Items from a dataset

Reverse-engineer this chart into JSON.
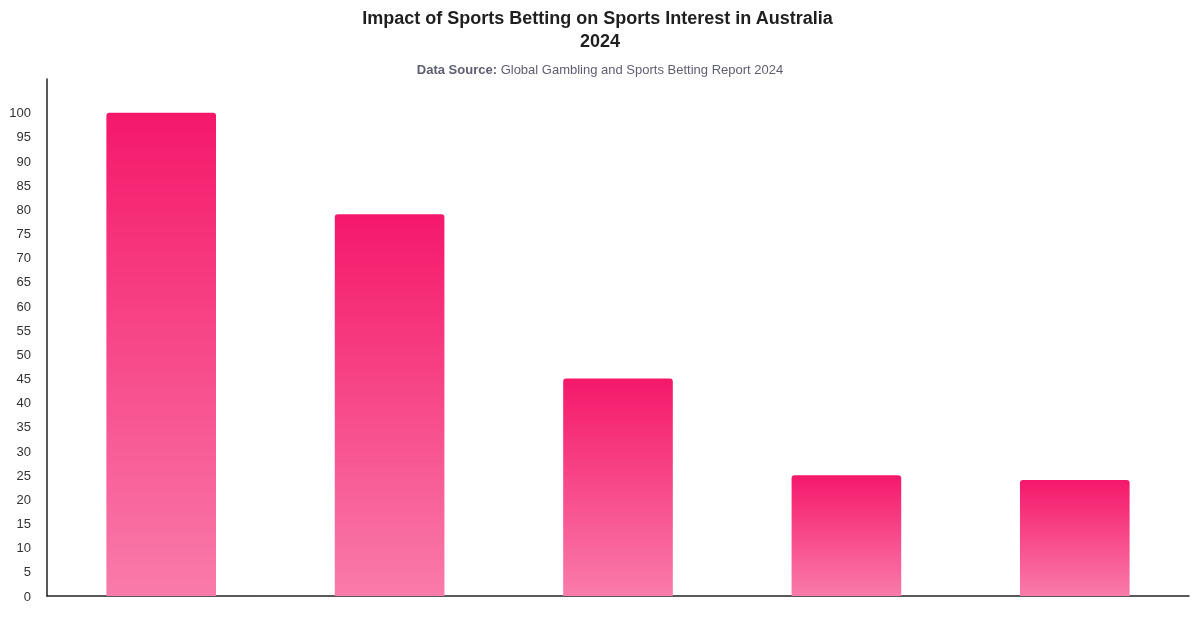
{
  "chart_data": {
    "type": "bar",
    "title": "Impact of Sports Betting on Sports Interest in Australia 2024",
    "subtitle": "Data Source: Global Gambling and Sports Betting Report 2024",
    "categories": [
      null,
      null,
      null,
      null,
      null
    ],
    "values": [
      100,
      79,
      45,
      25,
      24
    ],
    "color": "#f5186a",
    "ylim": [
      0,
      107
    ],
    "yticks": [
      0,
      5,
      10,
      15,
      20,
      25,
      30,
      35,
      40,
      45,
      50,
      55,
      60,
      65,
      70,
      75,
      80,
      85,
      90,
      95,
      100
    ],
    "grid": false,
    "tick_labels": "y"
  }
}
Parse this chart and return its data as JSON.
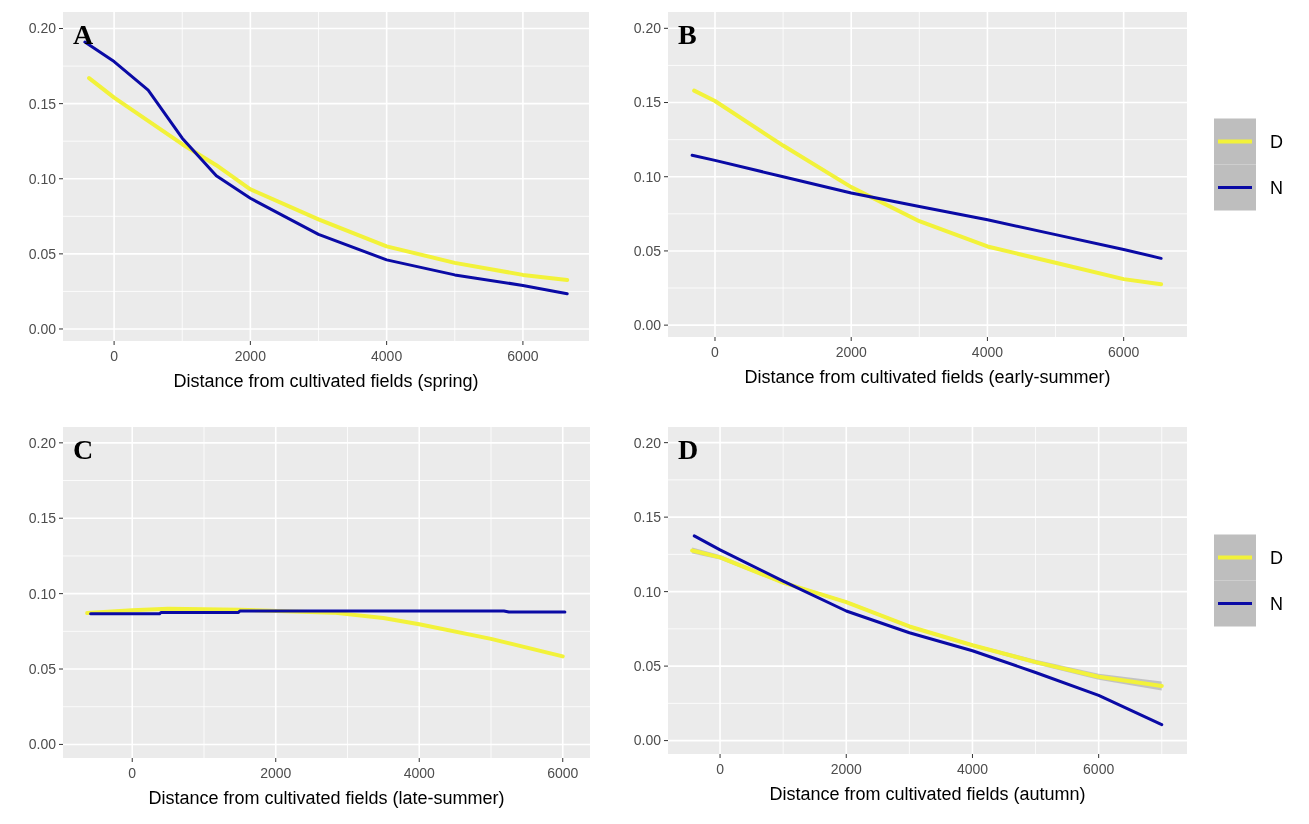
{
  "chart_data": [
    {
      "type": "line",
      "title": "A",
      "xlabel": "Distance from cultivated fields (spring)",
      "xlim": [
        -750,
        6970
      ],
      "ylim": [
        -0.008,
        0.211
      ],
      "xticks": [
        0,
        2000,
        4000,
        6000
      ],
      "yticks": [
        {
          "value": 0,
          "label": "0.00"
        },
        {
          "value": 0.05,
          "label": "0.05"
        },
        {
          "value": 0.1,
          "label": "0.10"
        },
        {
          "value": 0.15,
          "label": "0.15"
        },
        {
          "value": 0.2,
          "label": "0.20"
        }
      ],
      "grid": true,
      "legend": false,
      "series": [
        {
          "color": "#f2f23a",
          "x": [
            -367,
            0,
            1000,
            1500,
            2000,
            3000,
            4000,
            5000,
            6000,
            6650
          ],
          "values": [
            0.167,
            0.154,
            0.123,
            0.109,
            0.093,
            0.073,
            0.055,
            0.044,
            0.036,
            0.0326
          ]
        },
        {
          "color": "#0a0aa5",
          "x": [
            -429,
            0,
            500,
            1000,
            1500,
            2000,
            2500,
            3000,
            4000,
            5000,
            6000,
            6650
          ],
          "values": [
            0.191,
            0.178,
            0.159,
            0.127,
            0.102,
            0.087,
            0.075,
            0.063,
            0.046,
            0.036,
            0.029,
            0.0235
          ]
        }
      ]
    },
    {
      "type": "line",
      "title": "B",
      "xlabel": "Distance from cultivated fields (early-summer)",
      "xlim": [
        -690,
        6930
      ],
      "ylim": [
        -0.008,
        0.211
      ],
      "xticks": [
        0,
        2000,
        4000,
        6000
      ],
      "yticks": [
        {
          "value": 0,
          "label": "0.00"
        },
        {
          "value": 0.05,
          "label": "0.05"
        },
        {
          "value": 0.1,
          "label": "0.10"
        },
        {
          "value": 0.15,
          "label": "0.15"
        },
        {
          "value": 0.2,
          "label": "0.20"
        }
      ],
      "grid": true,
      "legend": "right",
      "series": [
        {
          "name": "D",
          "color": "#f2f23a",
          "x": [
            -306,
            0,
            1000,
            2000,
            3000,
            4000,
            5000,
            6000,
            6550
          ],
          "values": [
            0.158,
            0.151,
            0.121,
            0.093,
            0.07,
            0.053,
            0.042,
            0.031,
            0.0275
          ]
        },
        {
          "name": "N",
          "color": "#0a0aa5",
          "x": [
            -336,
            0,
            1000,
            2000,
            3000,
            4000,
            5000,
            6000,
            6550
          ],
          "values": [
            0.1145,
            0.111,
            0.1,
            0.089,
            0.08,
            0.071,
            0.061,
            0.051,
            0.045
          ]
        }
      ]
    },
    {
      "type": "line",
      "title": "C",
      "xlabel": "Distance from cultivated fields (late-summer)",
      "xlim": [
        -965,
        6380
      ],
      "ylim": [
        -0.009,
        0.2105
      ],
      "xticks": [
        0,
        2000,
        4000,
        6000
      ],
      "yticks": [
        {
          "value": 0,
          "label": "0.00"
        },
        {
          "value": 0.05,
          "label": "0.05"
        },
        {
          "value": 0.1,
          "label": "0.10"
        },
        {
          "value": 0.15,
          "label": "0.15"
        },
        {
          "value": 0.2,
          "label": "0.20"
        }
      ],
      "grid": true,
      "legend": false,
      "series": [
        {
          "color": "#f2f23a",
          "x": [
            -628,
            0,
            500,
            1500,
            2800,
            3500,
            4000,
            5000,
            6000
          ],
          "values": [
            0.0871,
            0.089,
            0.09,
            0.0893,
            0.0874,
            0.0838,
            0.0797,
            0.07,
            0.0584
          ]
        },
        {
          "color": "#0a0aa5",
          "x": [
            -580,
            380,
            400,
            1480,
            1500,
            5180,
            5250,
            6030
          ],
          "values": [
            0.0866,
            0.0866,
            0.0875,
            0.0875,
            0.0885,
            0.0885,
            0.0878,
            0.0878
          ]
        }
      ]
    },
    {
      "type": "line",
      "title": "D",
      "xlabel": "Distance from cultivated fields (autumn)",
      "xlim": [
        -825,
        7400
      ],
      "ylim": [
        -0.009,
        0.2105
      ],
      "xticks": [
        0,
        2000,
        4000,
        6000
      ],
      "yticks": [
        {
          "value": 0,
          "label": "0.00"
        },
        {
          "value": 0.05,
          "label": "0.05"
        },
        {
          "value": 0.1,
          "label": "0.10"
        },
        {
          "value": 0.15,
          "label": "0.15"
        },
        {
          "value": 0.2,
          "label": "0.20"
        }
      ],
      "grid": true,
      "legend": "right",
      "series": [
        {
          "name": "D",
          "color": "#f2f23a",
          "x": [
            -442,
            0,
            1000,
            2000,
            3000,
            4000,
            5000,
            6000,
            7000
          ],
          "values": [
            0.1276,
            0.123,
            0.106,
            0.093,
            0.0766,
            0.064,
            0.0527,
            0.0429,
            0.0367
          ],
          "lower": [
            0.1256,
            0.1215,
            0.105,
            0.092,
            0.0756,
            0.063,
            0.0512,
            0.0409,
            0.0337
          ],
          "upper": [
            0.1296,
            0.1245,
            0.107,
            0.094,
            0.0776,
            0.065,
            0.0542,
            0.0449,
            0.0397
          ]
        },
        {
          "name": "N",
          "color": "#0a0aa5",
          "x": [
            -409,
            0,
            1000,
            2000,
            3000,
            4000,
            5000,
            6000,
            7000
          ],
          "values": [
            0.1374,
            0.128,
            0.107,
            0.087,
            0.0724,
            0.0603,
            0.0457,
            0.0303,
            0.0107
          ]
        }
      ]
    }
  ]
}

### What is being asked
List every line from the entries above in which "JSON" appears.

### Solution to the problem
Reverse-engineer this chart into JSON.
Parse this chart and return its data as JSON.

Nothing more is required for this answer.